→ WHAT IS EXPECTED
Without the images, output each record below as it stands.
── TASK INPUTS
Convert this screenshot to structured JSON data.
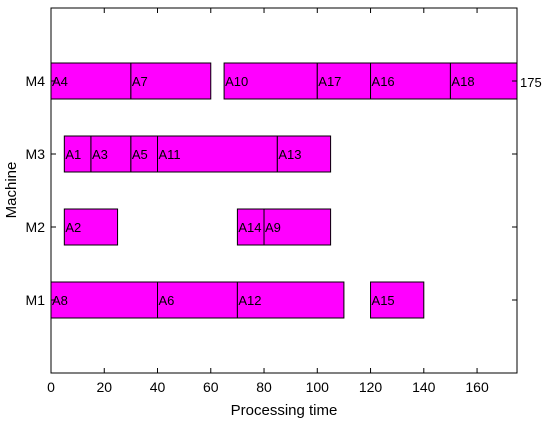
{
  "chart_data": {
    "type": "gantt",
    "xlabel": "Processing time",
    "ylabel": "Machine",
    "xlim": [
      0,
      175
    ],
    "xticks": [
      0,
      20,
      40,
      60,
      80,
      100,
      120,
      140,
      160
    ],
    "machines": [
      "M1",
      "M2",
      "M3",
      "M4"
    ],
    "bar_color": "#ff00ff",
    "annotation": "175",
    "tasks": [
      {
        "machine": "M4",
        "label": "A4",
        "start": 0,
        "end": 30
      },
      {
        "machine": "M4",
        "label": "A7",
        "start": 30,
        "end": 60
      },
      {
        "machine": "M4",
        "label": "A10",
        "start": 65,
        "end": 100
      },
      {
        "machine": "M4",
        "label": "A17",
        "start": 100,
        "end": 120
      },
      {
        "machine": "M4",
        "label": "A16",
        "start": 120,
        "end": 150
      },
      {
        "machine": "M4",
        "label": "A18",
        "start": 150,
        "end": 175
      },
      {
        "machine": "M3",
        "label": "A1",
        "start": 5,
        "end": 15
      },
      {
        "machine": "M3",
        "label": "A3",
        "start": 15,
        "end": 30
      },
      {
        "machine": "M3",
        "label": "A5",
        "start": 30,
        "end": 40
      },
      {
        "machine": "M3",
        "label": "A11",
        "start": 40,
        "end": 85
      },
      {
        "machine": "M3",
        "label": "A13",
        "start": 85,
        "end": 105
      },
      {
        "machine": "M2",
        "label": "A2",
        "start": 5,
        "end": 25
      },
      {
        "machine": "M2",
        "label": "A14",
        "start": 70,
        "end": 80
      },
      {
        "machine": "M2",
        "label": "A9",
        "start": 80,
        "end": 105
      },
      {
        "machine": "M1",
        "label": "A8",
        "start": 0,
        "end": 40
      },
      {
        "machine": "M1",
        "label": "A6",
        "start": 40,
        "end": 70
      },
      {
        "machine": "M1",
        "label": "A12",
        "start": 70,
        "end": 110
      },
      {
        "machine": "M1",
        "label": "A15",
        "start": 120,
        "end": 140
      }
    ]
  }
}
────
→ RESULT BELOW
Convert this screenshot to structured JSON data.
{
  "chart_data": {
    "type": "gantt",
    "xlabel": "Processing time",
    "ylabel": "Machine",
    "xlim": [
      0,
      175
    ],
    "xticks": [
      0,
      20,
      40,
      60,
      80,
      100,
      120,
      140,
      160
    ],
    "machines": [
      "M1",
      "M2",
      "M3",
      "M4"
    ],
    "bar_color": "#ff00ff",
    "annotation": "175",
    "tasks": [
      {
        "machine": "M4",
        "label": "A4",
        "start": 0,
        "end": 30
      },
      {
        "machine": "M4",
        "label": "A7",
        "start": 30,
        "end": 60
      },
      {
        "machine": "M4",
        "label": "A10",
        "start": 65,
        "end": 100
      },
      {
        "machine": "M4",
        "label": "A17",
        "start": 100,
        "end": 120
      },
      {
        "machine": "M4",
        "label": "A16",
        "start": 120,
        "end": 150
      },
      {
        "machine": "M4",
        "label": "A18",
        "start": 150,
        "end": 175
      },
      {
        "machine": "M3",
        "label": "A1",
        "start": 5,
        "end": 15
      },
      {
        "machine": "M3",
        "label": "A3",
        "start": 15,
        "end": 30
      },
      {
        "machine": "M3",
        "label": "A5",
        "start": 30,
        "end": 40
      },
      {
        "machine": "M3",
        "label": "A11",
        "start": 40,
        "end": 85
      },
      {
        "machine": "M3",
        "label": "A13",
        "start": 85,
        "end": 105
      },
      {
        "machine": "M2",
        "label": "A2",
        "start": 5,
        "end": 25
      },
      {
        "machine": "M2",
        "label": "A14",
        "start": 70,
        "end": 80
      },
      {
        "machine": "M2",
        "label": "A9",
        "start": 80,
        "end": 105
      },
      {
        "machine": "M1",
        "label": "A8",
        "start": 0,
        "end": 40
      },
      {
        "machine": "M1",
        "label": "A6",
        "start": 40,
        "end": 70
      },
      {
        "machine": "M1",
        "label": "A12",
        "start": 70,
        "end": 110
      },
      {
        "machine": "M1",
        "label": "A15",
        "start": 120,
        "end": 140
      }
    ]
  }
}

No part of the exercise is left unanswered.